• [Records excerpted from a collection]

+-------+

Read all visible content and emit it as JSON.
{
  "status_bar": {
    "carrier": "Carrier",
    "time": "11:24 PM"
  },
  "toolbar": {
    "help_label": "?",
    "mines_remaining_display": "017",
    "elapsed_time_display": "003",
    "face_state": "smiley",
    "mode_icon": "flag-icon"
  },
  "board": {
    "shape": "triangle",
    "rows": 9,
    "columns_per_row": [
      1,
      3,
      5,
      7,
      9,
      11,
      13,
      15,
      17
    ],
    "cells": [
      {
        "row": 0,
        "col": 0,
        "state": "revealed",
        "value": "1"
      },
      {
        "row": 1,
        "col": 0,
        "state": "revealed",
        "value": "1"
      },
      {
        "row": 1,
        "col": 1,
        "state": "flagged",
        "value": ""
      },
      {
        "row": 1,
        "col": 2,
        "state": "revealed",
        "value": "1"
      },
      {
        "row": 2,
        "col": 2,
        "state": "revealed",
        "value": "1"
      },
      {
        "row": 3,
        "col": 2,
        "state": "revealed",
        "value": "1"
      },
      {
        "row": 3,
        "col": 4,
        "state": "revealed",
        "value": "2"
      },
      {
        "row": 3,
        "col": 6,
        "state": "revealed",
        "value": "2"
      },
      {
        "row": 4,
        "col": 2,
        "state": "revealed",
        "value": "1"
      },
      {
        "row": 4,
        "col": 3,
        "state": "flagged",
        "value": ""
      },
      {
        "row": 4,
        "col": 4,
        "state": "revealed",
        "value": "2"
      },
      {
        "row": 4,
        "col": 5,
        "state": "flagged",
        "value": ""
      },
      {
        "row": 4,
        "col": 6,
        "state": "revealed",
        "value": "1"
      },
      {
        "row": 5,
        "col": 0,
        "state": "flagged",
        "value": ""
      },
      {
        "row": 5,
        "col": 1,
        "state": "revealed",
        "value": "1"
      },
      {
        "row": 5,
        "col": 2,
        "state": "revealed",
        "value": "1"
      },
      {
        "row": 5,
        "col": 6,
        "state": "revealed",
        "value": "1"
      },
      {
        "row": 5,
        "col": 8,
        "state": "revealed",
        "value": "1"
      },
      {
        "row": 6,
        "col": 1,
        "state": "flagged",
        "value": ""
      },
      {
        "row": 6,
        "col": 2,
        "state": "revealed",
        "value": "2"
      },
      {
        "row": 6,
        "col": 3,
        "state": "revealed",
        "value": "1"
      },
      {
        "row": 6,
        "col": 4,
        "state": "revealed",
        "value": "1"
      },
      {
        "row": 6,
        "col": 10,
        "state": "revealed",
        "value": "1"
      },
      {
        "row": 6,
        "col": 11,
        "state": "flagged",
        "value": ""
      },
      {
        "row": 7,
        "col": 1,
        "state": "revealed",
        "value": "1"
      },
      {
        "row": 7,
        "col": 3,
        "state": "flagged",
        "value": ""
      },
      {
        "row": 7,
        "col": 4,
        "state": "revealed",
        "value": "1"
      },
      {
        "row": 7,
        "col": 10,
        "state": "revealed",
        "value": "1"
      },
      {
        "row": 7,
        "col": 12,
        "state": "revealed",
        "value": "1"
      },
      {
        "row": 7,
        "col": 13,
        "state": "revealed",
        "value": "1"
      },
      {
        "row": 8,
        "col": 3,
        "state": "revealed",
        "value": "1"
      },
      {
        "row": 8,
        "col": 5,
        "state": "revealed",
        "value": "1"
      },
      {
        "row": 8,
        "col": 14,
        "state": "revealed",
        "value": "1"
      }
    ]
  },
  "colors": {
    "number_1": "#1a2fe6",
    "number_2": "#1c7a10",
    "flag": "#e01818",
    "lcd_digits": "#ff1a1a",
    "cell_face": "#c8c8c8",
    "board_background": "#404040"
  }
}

+-------+

• [REQUIREMENTS] Above are some records. Print them all exactly.

• [FINISHED EXERCISE]
Read all visible content and emit it as JSON.
{
  "status_bar": {
    "carrier": "Carrier",
    "time": "11:24 PM"
  },
  "toolbar": {
    "help_label": "?",
    "mines_remaining_display": "017",
    "elapsed_time_display": "003",
    "face_state": "smiley",
    "mode_icon": "flag-icon"
  },
  "board": {
    "shape": "triangle",
    "rows": 9,
    "columns_per_row": [
      1,
      3,
      5,
      7,
      9,
      11,
      13,
      15,
      17
    ],
    "cells": [
      {
        "row": 0,
        "col": 0,
        "state": "revealed",
        "value": "1"
      },
      {
        "row": 1,
        "col": 0,
        "state": "revealed",
        "value": "1"
      },
      {
        "row": 1,
        "col": 1,
        "state": "flagged",
        "value": ""
      },
      {
        "row": 1,
        "col": 2,
        "state": "revealed",
        "value": "1"
      },
      {
        "row": 2,
        "col": 2,
        "state": "revealed",
        "value": "1"
      },
      {
        "row": 3,
        "col": 2,
        "state": "revealed",
        "value": "1"
      },
      {
        "row": 3,
        "col": 4,
        "state": "revealed",
        "value": "2"
      },
      {
        "row": 3,
        "col": 6,
        "state": "revealed",
        "value": "2"
      },
      {
        "row": 4,
        "col": 2,
        "state": "revealed",
        "value": "1"
      },
      {
        "row": 4,
        "col": 3,
        "state": "flagged",
        "value": ""
      },
      {
        "row": 4,
        "col": 4,
        "state": "revealed",
        "value": "2"
      },
      {
        "row": 4,
        "col": 5,
        "state": "flagged",
        "value": ""
      },
      {
        "row": 4,
        "col": 6,
        "state": "revealed",
        "value": "1"
      },
      {
        "row": 5,
        "col": 0,
        "state": "flagged",
        "value": ""
      },
      {
        "row": 5,
        "col": 1,
        "state": "revealed",
        "value": "1"
      },
      {
        "row": 5,
        "col": 2,
        "state": "revealed",
        "value": "1"
      },
      {
        "row": 5,
        "col": 6,
        "state": "revealed",
        "value": "1"
      },
      {
        "row": 5,
        "col": 8,
        "state": "revealed",
        "value": "1"
      },
      {
        "row": 6,
        "col": 1,
        "state": "flagged",
        "value": ""
      },
      {
        "row": 6,
        "col": 2,
        "state": "revealed",
        "value": "2"
      },
      {
        "row": 6,
        "col": 3,
        "state": "revealed",
        "value": "1"
      },
      {
        "row": 6,
        "col": 4,
        "state": "revealed",
        "value": "1"
      },
      {
        "row": 6,
        "col": 10,
        "state": "revealed",
        "value": "1"
      },
      {
        "row": 6,
        "col": 11,
        "state": "flagged",
        "value": ""
      },
      {
        "row": 7,
        "col": 1,
        "state": "revealed",
        "value": "1"
      },
      {
        "row": 7,
        "col": 3,
        "state": "flagged",
        "value": ""
      },
      {
        "row": 7,
        "col": 4,
        "state": "revealed",
        "value": "1"
      },
      {
        "row": 7,
        "col": 10,
        "state": "revealed",
        "value": "1"
      },
      {
        "row": 7,
        "col": 12,
        "state": "revealed",
        "value": "1"
      },
      {
        "row": 7,
        "col": 13,
        "state": "revealed",
        "value": "1"
      },
      {
        "row": 8,
        "col": 3,
        "state": "revealed",
        "value": "1"
      },
      {
        "row": 8,
        "col": 5,
        "state": "revealed",
        "value": "1"
      },
      {
        "row": 8,
        "col": 14,
        "state": "revealed",
        "value": "1"
      }
    ]
  },
  "colors": {
    "number_1": "#1a2fe6",
    "number_2": "#1c7a10",
    "flag": "#e01818",
    "lcd_digits": "#ff1a1a",
    "cell_face": "#c8c8c8",
    "board_background": "#404040"
  }
}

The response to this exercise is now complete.